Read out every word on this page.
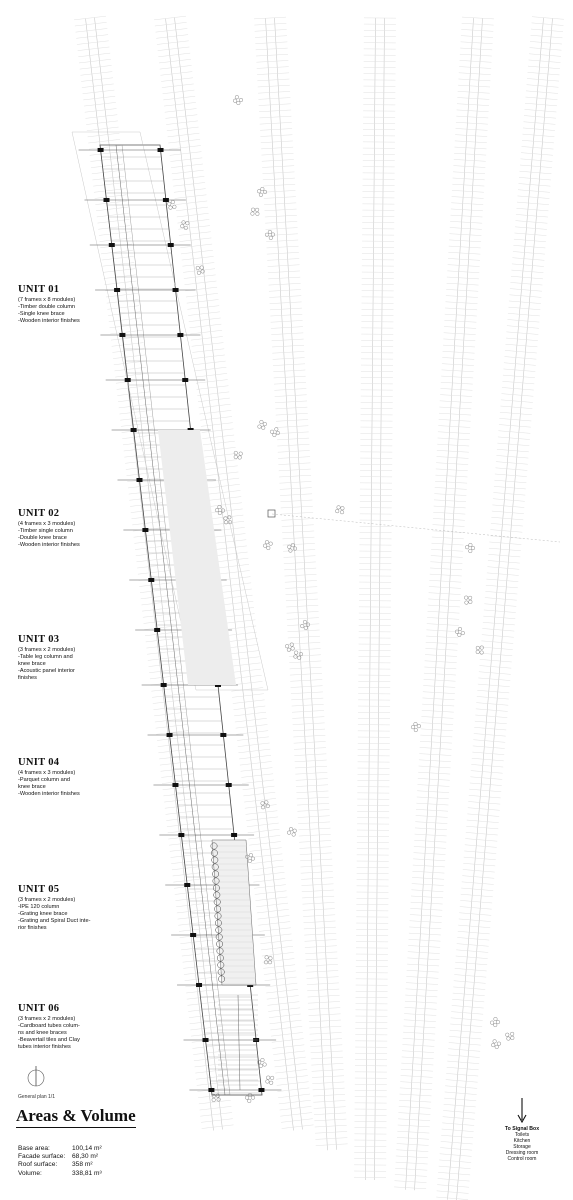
UNIT 01
(7 frames x 8 modules)
-Timber double column
-Single knee brace
-Wooden interior finishes
UNIT 02
(4 frames x 3 modules)
-Timber single column
-Double knee brace
-Wooden interior finishes
UNIT 03
(3 frames x 2 modules)
-Table leg column and
knee brace
-Acoustic panel interior
finishes
UNIT 04
(4 frames x 3 modules)
-Parquet column and
knee brace
-Wooden interior finishes
UNIT 05
(3 frames x 2 modules)
-IPE 120 column
-Grating knee brace
-Grating and Spiral Duct inte-
rior finishes
UNIT 06
(3 frames x 2 modules)
-Cardboard tubes colum-
ns and knee braces
-Beavertail tiles and Clay
tubes interior finishes
General plan 1/1
Areas & Volume
Base area:	100,14 m²
Facade surface:	68,30 m²
Roof surface:	358 m²
Volume:	338,81 m³
To Signal Box
Toilets
Kitchen
Storage
Dressing room
Control room
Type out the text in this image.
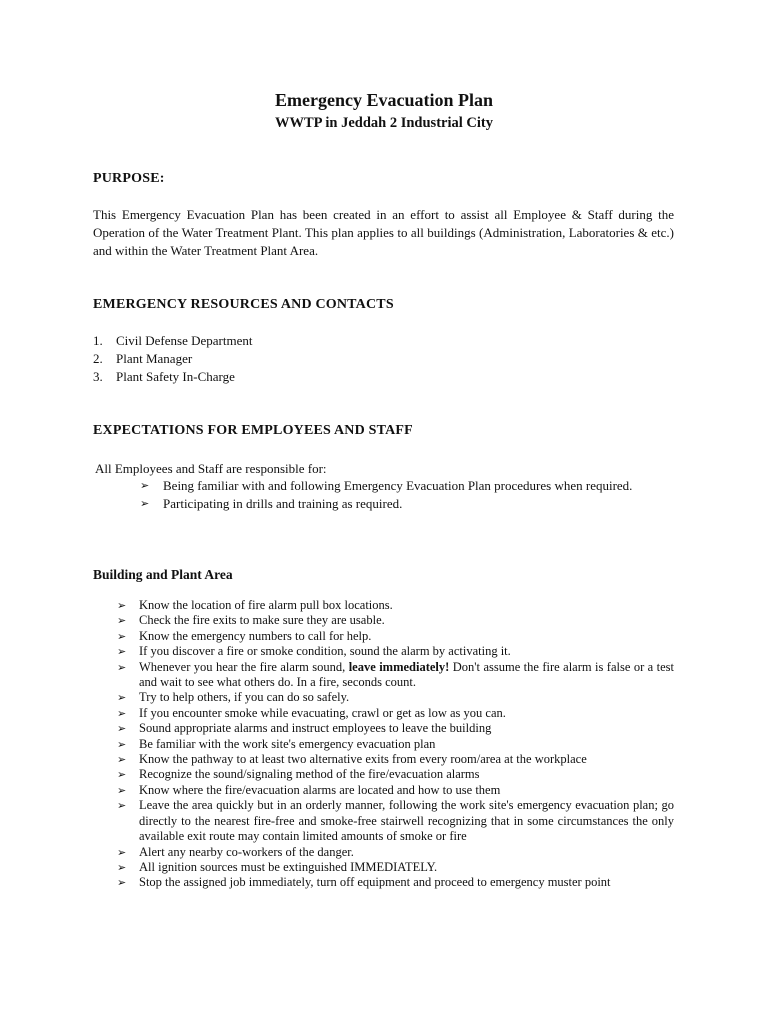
Emergency Evacuation Plan
WWTP in Jeddah 2 Industrial City
PURPOSE:
This Emergency Evacuation Plan has been created in an effort to assist all Employee & Staff during the Operation of the Water Treatment Plant. This plan applies to all buildings (Administration, Laboratories & etc.) and within the Water Treatment Plant Area.
EMERGENCY RESOURCES AND CONTACTS
1.	Civil Defense Department
2.	Plant Manager
3.	Plant Safety In-Charge
EXPECTATIONS FOR EMPLOYEES AND STAFF
All Employees and Staff are responsible for:
➢ Being familiar with and following Emergency Evacuation Plan procedures when required.
➢ Participating in drills and training as required.
Building and Plant Area
➢ Know the location of fire alarm pull box locations.
➢ Check the fire exits to make sure they are usable.
➢ Know the emergency numbers to call for help.
➢ If you discover a fire or smoke condition, sound the alarm by activating it.
➢ Whenever you hear the fire alarm sound, leave immediately! Don't assume the fire alarm is false or a test and wait to see what others do. In a fire, seconds count.
➢ Try to help others, if you can do so safely.
➢ If you encounter smoke while evacuating, crawl or get as low as you can.
➢ Sound appropriate alarms and instruct employees to leave the building
➢ Be familiar with the work site's emergency evacuation plan
➢ Know the pathway to at least two alternative exits from every room/area at the workplace
➢ Recognize the sound/signaling method of the fire/evacuation alarms
➢ Know where the fire/evacuation alarms are located and how to use them
➢ Leave the area quickly but in an orderly manner, following the work site's emergency evacuation plan; go directly to the nearest fire-free and smoke-free stairwell recognizing that in some circumstances the only available exit route may contain limited amounts of smoke or fire
➢ Alert any nearby co-workers of the danger.
➢ All ignition sources must be extinguished IMMEDIATELY.
➢ Stop the assigned job immediately, turn off equipment and proceed to emergency muster point
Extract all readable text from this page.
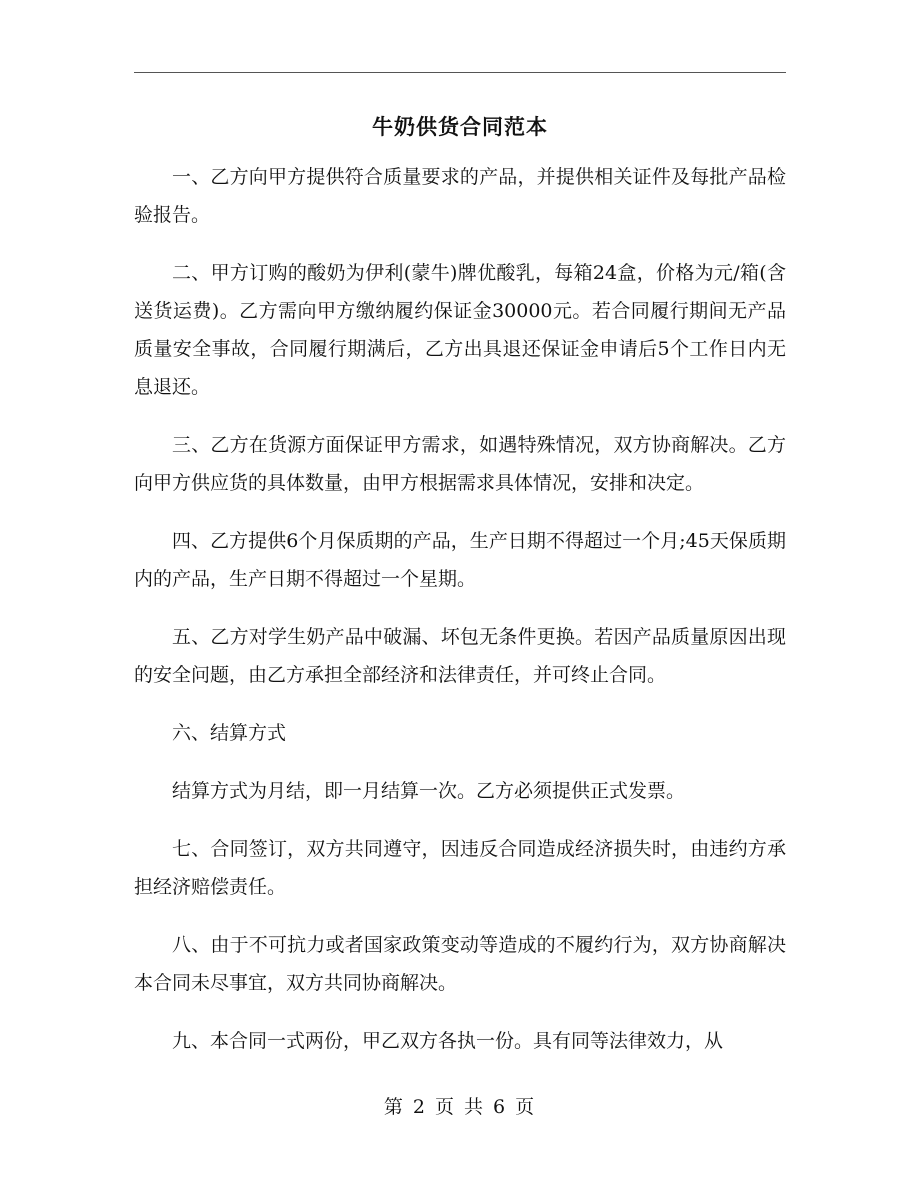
牛奶供货合同范本

一、乙方向甲方提供符合质量要求的产品，并提供相关证件及每批产品检验报告。

二、甲方订购的酸奶为伊利(蒙牛)牌优酸乳，每箱24盒，价格为元/箱(含送货运费)。乙方需向甲方缴纳履约保证金30000元。若合同履行期间无产品质量安全事故，合同履行期满后，乙方出具退还保证金申请后5个工作日内无息退还。

三、乙方在货源方面保证甲方需求，如遇特殊情况，双方协商解决。乙方向甲方供应货的具体数量，由甲方根据需求具体情况，安排和决定。

四、乙方提供6个月保质期的产品，生产日期不得超过一个月;45天保质期内的产品，生产日期不得超过一个星期。

五、乙方对学生奶产品中破漏、坏包无条件更换。若因产品质量原因出现的安全问题，由乙方承担全部经济和法律责任，并可终止合同。

六、结算方式

结算方式为月结，即一月结算一次。乙方必须提供正式发票。

七、合同签订，双方共同遵守，因违反合同造成经济损失时，由违约方承担经济赔偿责任。

八、由于不可抗力或者国家政策变动等造成的不履约行为，双方协商解决本合同未尽事宜，双方共同协商解决。

九、本合同一式两份，甲乙双方各执一份。具有同等法律效力，从

第 2 页 共 6 页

• _Short problem_
Go through the entries above and pull out each line with "Know" in it.

• _Solution_
➢ Know the location of fire alarm pull box locations.
➢ Know the emergency numbers to call for help.
➢ Know the pathway to at least two alternative exits from every room/area at the workplace
➢ Know where the fire/evacuation alarms are located and how to use them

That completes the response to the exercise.